# Problem details
Copy each line of the data below with the word "Human".
--- Begin Task inputs ---
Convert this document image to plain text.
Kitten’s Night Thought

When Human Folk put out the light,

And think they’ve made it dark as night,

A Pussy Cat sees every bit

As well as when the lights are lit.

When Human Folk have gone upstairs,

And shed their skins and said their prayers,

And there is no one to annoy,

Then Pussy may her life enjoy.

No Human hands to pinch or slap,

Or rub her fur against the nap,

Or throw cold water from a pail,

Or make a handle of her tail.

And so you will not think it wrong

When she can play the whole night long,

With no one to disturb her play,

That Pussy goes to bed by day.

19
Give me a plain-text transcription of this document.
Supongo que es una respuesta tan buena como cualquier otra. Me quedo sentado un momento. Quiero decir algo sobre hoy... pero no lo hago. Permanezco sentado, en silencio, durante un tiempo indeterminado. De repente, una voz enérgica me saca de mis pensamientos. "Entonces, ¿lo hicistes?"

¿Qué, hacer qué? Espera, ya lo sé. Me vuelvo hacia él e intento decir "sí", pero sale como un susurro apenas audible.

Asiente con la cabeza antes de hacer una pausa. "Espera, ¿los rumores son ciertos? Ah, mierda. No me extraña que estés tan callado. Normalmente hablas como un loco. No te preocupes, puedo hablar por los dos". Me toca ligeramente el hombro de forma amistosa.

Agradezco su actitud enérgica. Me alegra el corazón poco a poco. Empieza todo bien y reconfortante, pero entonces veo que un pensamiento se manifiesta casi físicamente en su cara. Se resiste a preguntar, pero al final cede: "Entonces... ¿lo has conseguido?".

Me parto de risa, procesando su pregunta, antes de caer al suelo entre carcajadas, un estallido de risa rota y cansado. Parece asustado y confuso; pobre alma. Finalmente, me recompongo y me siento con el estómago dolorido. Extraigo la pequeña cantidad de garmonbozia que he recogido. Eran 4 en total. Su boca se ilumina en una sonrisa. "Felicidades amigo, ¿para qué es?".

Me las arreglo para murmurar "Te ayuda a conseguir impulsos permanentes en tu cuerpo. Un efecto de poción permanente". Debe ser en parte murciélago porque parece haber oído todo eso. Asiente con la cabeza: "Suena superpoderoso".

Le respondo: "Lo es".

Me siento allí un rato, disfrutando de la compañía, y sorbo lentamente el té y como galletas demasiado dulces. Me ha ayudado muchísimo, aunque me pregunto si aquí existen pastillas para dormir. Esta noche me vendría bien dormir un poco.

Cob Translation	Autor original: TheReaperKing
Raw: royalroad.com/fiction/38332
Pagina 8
--- End Task inputs ---
# Answer for this exercise
When Human Folk put out the light,
When Human Folk have gone upstairs,
No Human hands to pinch or slap,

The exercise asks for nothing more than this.